> What is expected
Quote every line as written. Omit pictures.

> Listed records
═══

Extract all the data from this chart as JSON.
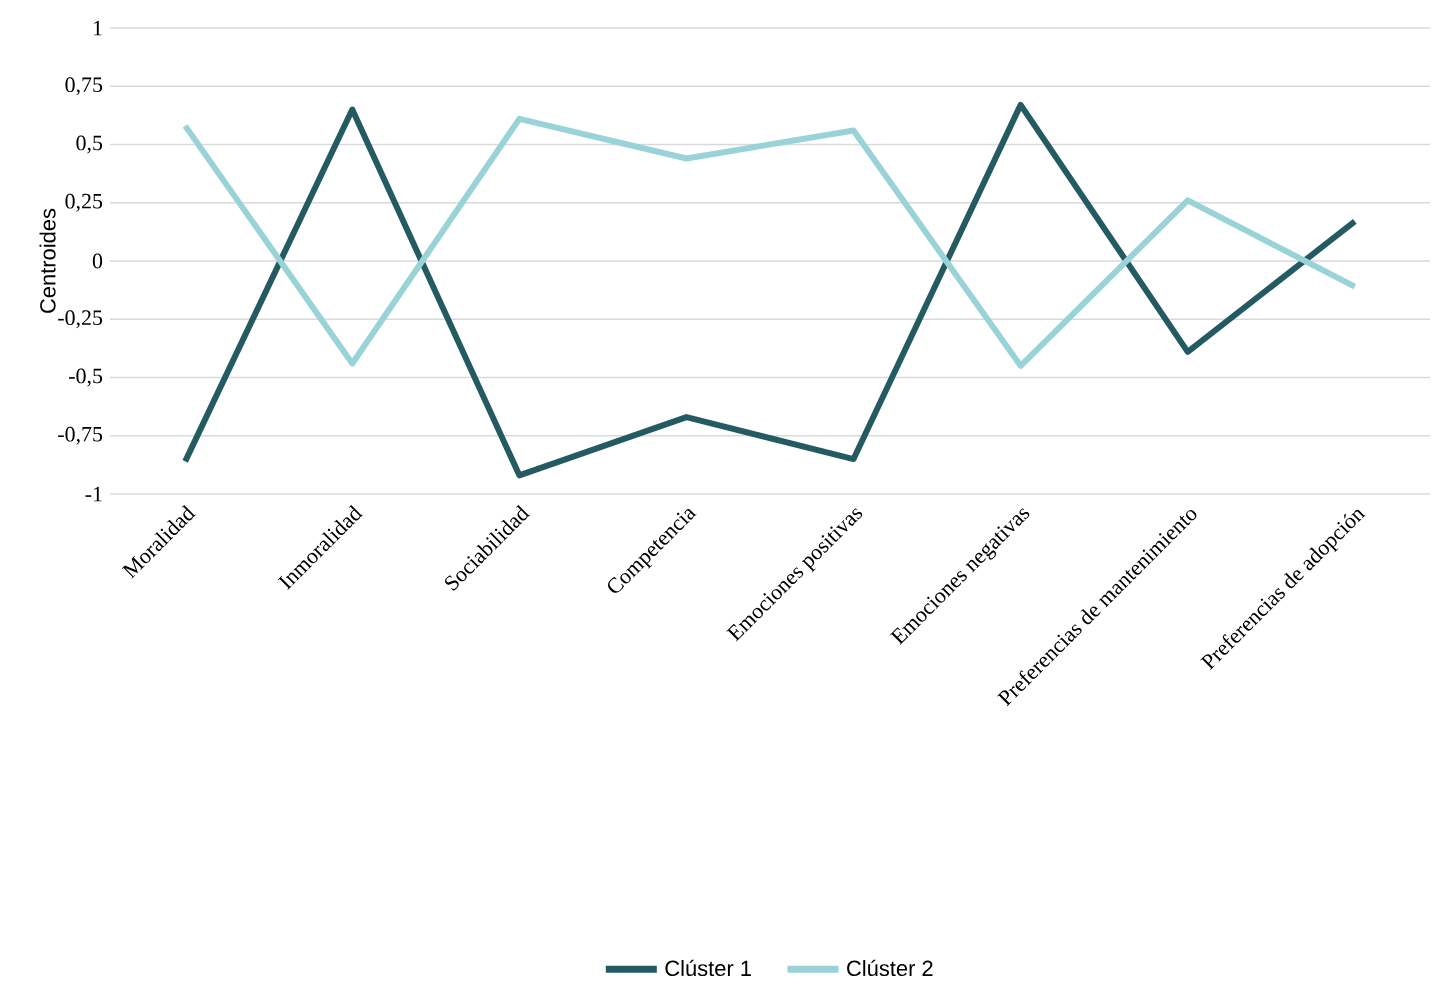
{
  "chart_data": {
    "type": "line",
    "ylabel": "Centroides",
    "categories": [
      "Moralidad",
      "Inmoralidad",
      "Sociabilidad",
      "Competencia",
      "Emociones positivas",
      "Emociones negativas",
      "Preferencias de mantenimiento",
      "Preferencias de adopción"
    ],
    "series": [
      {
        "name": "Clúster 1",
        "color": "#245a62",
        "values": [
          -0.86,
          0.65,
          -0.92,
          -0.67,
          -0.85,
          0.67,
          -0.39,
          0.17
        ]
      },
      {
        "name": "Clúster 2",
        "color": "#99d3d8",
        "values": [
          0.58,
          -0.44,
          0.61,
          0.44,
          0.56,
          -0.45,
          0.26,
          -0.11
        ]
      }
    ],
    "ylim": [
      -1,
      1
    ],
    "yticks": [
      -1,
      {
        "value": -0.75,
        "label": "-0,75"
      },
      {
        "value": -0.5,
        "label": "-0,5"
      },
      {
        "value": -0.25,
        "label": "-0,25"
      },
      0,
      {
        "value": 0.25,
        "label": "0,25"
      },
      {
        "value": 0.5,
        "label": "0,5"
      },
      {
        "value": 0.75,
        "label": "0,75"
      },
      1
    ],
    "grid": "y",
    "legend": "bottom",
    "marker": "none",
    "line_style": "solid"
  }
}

═══

> Complete response
Extract all the data from this chart as JSON.
{
  "chart_data": {
    "type": "line",
    "ylabel": "Centroides",
    "categories": [
      "Moralidad",
      "Inmoralidad",
      "Sociabilidad",
      "Competencia",
      "Emociones positivas",
      "Emociones negativas",
      "Preferencias de mantenimiento",
      "Preferencias de adopción"
    ],
    "series": [
      {
        "name": "Clúster 1",
        "color": "#245a62",
        "values": [
          -0.86,
          0.65,
          -0.92,
          -0.67,
          -0.85,
          0.67,
          -0.39,
          0.17
        ]
      },
      {
        "name": "Clúster 2",
        "color": "#99d3d8",
        "values": [
          0.58,
          -0.44,
          0.61,
          0.44,
          0.56,
          -0.45,
          0.26,
          -0.11
        ]
      }
    ],
    "ylim": [
      -1,
      1
    ],
    "yticks": [
      -1,
      {
        "value": -0.75,
        "label": "-0,75"
      },
      {
        "value": -0.5,
        "label": "-0,5"
      },
      {
        "value": -0.25,
        "label": "-0,25"
      },
      0,
      {
        "value": 0.25,
        "label": "0,25"
      },
      {
        "value": 0.5,
        "label": "0,5"
      },
      {
        "value": 0.75,
        "label": "0,75"
      },
      1
    ],
    "grid": "y",
    "legend": "bottom",
    "marker": "none",
    "line_style": "solid"
  }
}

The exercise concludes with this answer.